What to do: Do not copy the pictures; transcribe all other material exactly.

Collected data:
=======

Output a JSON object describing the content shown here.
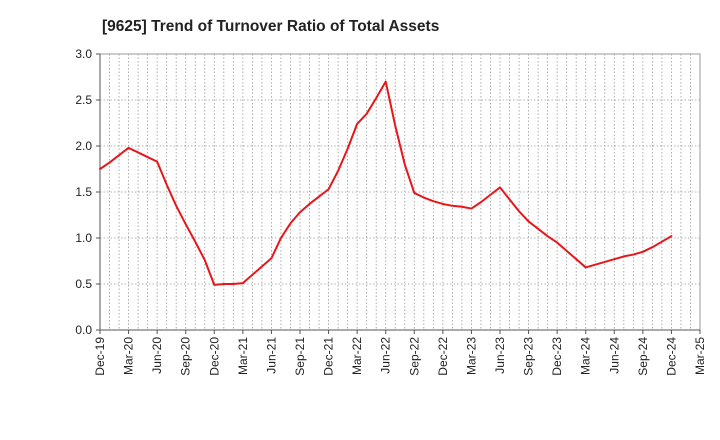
{
  "chart_data": {
    "type": "line",
    "title": "[9625]  Trend of Turnover Ratio of Total Assets",
    "xlabel": "",
    "ylabel": "",
    "ylim": [
      0,
      3.0
    ],
    "yticks": [
      "0.0",
      "0.5",
      "1.0",
      "1.5",
      "2.0",
      "2.5",
      "3.0"
    ],
    "xticks": [
      "Dec-19",
      "Mar-20",
      "Jun-20",
      "Sep-20",
      "Dec-20",
      "Mar-21",
      "Jun-21",
      "Sep-21",
      "Dec-21",
      "Mar-22",
      "Jun-22",
      "Sep-22",
      "Dec-22",
      "Mar-23",
      "Jun-23",
      "Sep-23",
      "Dec-23",
      "Mar-24",
      "Jun-24",
      "Sep-24",
      "Dec-24",
      "Mar-25"
    ],
    "grid": true,
    "legend": "none",
    "series_color": "#e8161b",
    "series": [
      {
        "x": [
          "Dec-19",
          "Jan-20",
          "Feb-20",
          "Mar-20",
          "Apr-20",
          "May-20",
          "Jun-20",
          "Jul-20",
          "Aug-20",
          "Sep-20",
          "Oct-20",
          "Nov-20",
          "Dec-20",
          "Jan-21",
          "Feb-21",
          "Mar-21",
          "Apr-21",
          "May-21",
          "Jun-21",
          "Jul-21",
          "Aug-21",
          "Sep-21",
          "Oct-21",
          "Nov-21",
          "Dec-21",
          "Jan-22",
          "Feb-22",
          "Mar-22",
          "Apr-22",
          "May-22",
          "Jun-22",
          "Jul-22",
          "Aug-22",
          "Sep-22",
          "Oct-22",
          "Nov-22",
          "Dec-22",
          "Jan-23",
          "Feb-23",
          "Mar-23",
          "Apr-23",
          "May-23",
          "Jun-23",
          "Jul-23",
          "Aug-23",
          "Sep-23",
          "Oct-23",
          "Nov-23",
          "Dec-23",
          "Jan-24",
          "Feb-24",
          "Mar-24",
          "Apr-24",
          "May-24",
          "Jun-24",
          "Jul-24",
          "Aug-24",
          "Sep-24",
          "Oct-24",
          "Nov-24",
          "Dec-24"
        ],
        "values": [
          1.75,
          1.82,
          1.9,
          1.98,
          1.93,
          1.88,
          1.83,
          1.58,
          1.35,
          1.15,
          0.96,
          0.76,
          0.49,
          0.5,
          0.5,
          0.51,
          0.6,
          0.69,
          0.78,
          1.0,
          1.16,
          1.28,
          1.37,
          1.45,
          1.53,
          1.73,
          1.97,
          2.24,
          2.35,
          2.52,
          2.7,
          2.22,
          1.8,
          1.49,
          1.44,
          1.4,
          1.37,
          1.35,
          1.34,
          1.32,
          1.39,
          1.47,
          1.55,
          1.42,
          1.29,
          1.18,
          1.1,
          1.02,
          0.95,
          0.86,
          0.77,
          0.68,
          0.71,
          0.74,
          0.77,
          0.8,
          0.82,
          0.85,
          0.9,
          0.96,
          1.02
        ]
      }
    ]
  }
}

=======

Worked answer:
Output a JSON object describing the content shown here.
{
  "chart_data": {
    "type": "line",
    "title": "[9625]  Trend of Turnover Ratio of Total Assets",
    "xlabel": "",
    "ylabel": "",
    "ylim": [
      0,
      3.0
    ],
    "yticks": [
      "0.0",
      "0.5",
      "1.0",
      "1.5",
      "2.0",
      "2.5",
      "3.0"
    ],
    "xticks": [
      "Dec-19",
      "Mar-20",
      "Jun-20",
      "Sep-20",
      "Dec-20",
      "Mar-21",
      "Jun-21",
      "Sep-21",
      "Dec-21",
      "Mar-22",
      "Jun-22",
      "Sep-22",
      "Dec-22",
      "Mar-23",
      "Jun-23",
      "Sep-23",
      "Dec-23",
      "Mar-24",
      "Jun-24",
      "Sep-24",
      "Dec-24",
      "Mar-25"
    ],
    "grid": true,
    "legend": "none",
    "series_color": "#e8161b",
    "series": [
      {
        "x": [
          "Dec-19",
          "Jan-20",
          "Feb-20",
          "Mar-20",
          "Apr-20",
          "May-20",
          "Jun-20",
          "Jul-20",
          "Aug-20",
          "Sep-20",
          "Oct-20",
          "Nov-20",
          "Dec-20",
          "Jan-21",
          "Feb-21",
          "Mar-21",
          "Apr-21",
          "May-21",
          "Jun-21",
          "Jul-21",
          "Aug-21",
          "Sep-21",
          "Oct-21",
          "Nov-21",
          "Dec-21",
          "Jan-22",
          "Feb-22",
          "Mar-22",
          "Apr-22",
          "May-22",
          "Jun-22",
          "Jul-22",
          "Aug-22",
          "Sep-22",
          "Oct-22",
          "Nov-22",
          "Dec-22",
          "Jan-23",
          "Feb-23",
          "Mar-23",
          "Apr-23",
          "May-23",
          "Jun-23",
          "Jul-23",
          "Aug-23",
          "Sep-23",
          "Oct-23",
          "Nov-23",
          "Dec-23",
          "Jan-24",
          "Feb-24",
          "Mar-24",
          "Apr-24",
          "May-24",
          "Jun-24",
          "Jul-24",
          "Aug-24",
          "Sep-24",
          "Oct-24",
          "Nov-24",
          "Dec-24"
        ],
        "values": [
          1.75,
          1.82,
          1.9,
          1.98,
          1.93,
          1.88,
          1.83,
          1.58,
          1.35,
          1.15,
          0.96,
          0.76,
          0.49,
          0.5,
          0.5,
          0.51,
          0.6,
          0.69,
          0.78,
          1.0,
          1.16,
          1.28,
          1.37,
          1.45,
          1.53,
          1.73,
          1.97,
          2.24,
          2.35,
          2.52,
          2.7,
          2.22,
          1.8,
          1.49,
          1.44,
          1.4,
          1.37,
          1.35,
          1.34,
          1.32,
          1.39,
          1.47,
          1.55,
          1.42,
          1.29,
          1.18,
          1.1,
          1.02,
          0.95,
          0.86,
          0.77,
          0.68,
          0.71,
          0.74,
          0.77,
          0.8,
          0.82,
          0.85,
          0.9,
          0.96,
          1.02
        ]
      }
    ]
  }
}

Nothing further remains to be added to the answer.